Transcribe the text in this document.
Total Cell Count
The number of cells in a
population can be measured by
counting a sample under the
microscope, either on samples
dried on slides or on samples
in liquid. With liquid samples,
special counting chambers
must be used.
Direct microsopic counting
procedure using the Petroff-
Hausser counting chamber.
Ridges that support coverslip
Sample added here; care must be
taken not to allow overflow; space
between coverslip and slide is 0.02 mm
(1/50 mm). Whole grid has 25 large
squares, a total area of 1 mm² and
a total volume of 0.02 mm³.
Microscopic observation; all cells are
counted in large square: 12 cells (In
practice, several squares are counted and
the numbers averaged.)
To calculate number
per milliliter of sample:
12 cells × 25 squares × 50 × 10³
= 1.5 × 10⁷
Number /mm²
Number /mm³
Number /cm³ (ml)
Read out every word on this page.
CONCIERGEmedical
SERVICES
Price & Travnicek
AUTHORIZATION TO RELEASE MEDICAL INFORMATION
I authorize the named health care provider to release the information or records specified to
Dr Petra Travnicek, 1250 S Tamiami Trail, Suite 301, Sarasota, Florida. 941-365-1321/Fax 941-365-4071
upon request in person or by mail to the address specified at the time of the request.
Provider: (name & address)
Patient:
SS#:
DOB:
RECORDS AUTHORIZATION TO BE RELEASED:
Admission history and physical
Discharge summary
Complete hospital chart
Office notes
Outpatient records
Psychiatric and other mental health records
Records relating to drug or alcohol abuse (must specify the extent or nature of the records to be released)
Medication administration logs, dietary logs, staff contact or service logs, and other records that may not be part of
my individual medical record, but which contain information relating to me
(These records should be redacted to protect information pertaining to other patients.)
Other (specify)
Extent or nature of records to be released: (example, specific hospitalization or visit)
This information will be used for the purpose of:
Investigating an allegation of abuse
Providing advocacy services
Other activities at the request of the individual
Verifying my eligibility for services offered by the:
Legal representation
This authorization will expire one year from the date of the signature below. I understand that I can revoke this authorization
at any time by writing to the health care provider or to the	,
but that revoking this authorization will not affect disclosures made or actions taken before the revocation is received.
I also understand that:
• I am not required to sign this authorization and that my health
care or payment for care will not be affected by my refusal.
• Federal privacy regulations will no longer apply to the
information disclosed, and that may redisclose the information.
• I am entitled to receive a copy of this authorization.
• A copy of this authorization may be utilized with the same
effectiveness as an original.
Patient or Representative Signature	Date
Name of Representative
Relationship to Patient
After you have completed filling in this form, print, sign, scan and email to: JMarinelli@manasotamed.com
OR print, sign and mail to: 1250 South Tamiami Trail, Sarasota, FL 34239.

▶ What to produce: Return all lines of the material that have "Tamiami" in them.

▶ Written solution:
Dr Petra Travnicek, 1250 S Tamiami Trail, Suite 301, Sarasota, Florida. 941-365-1321/Fax 941-365-4071
OR print, sign and mail to: 1250 South Tamiami Trail, Sarasota, FL 34239.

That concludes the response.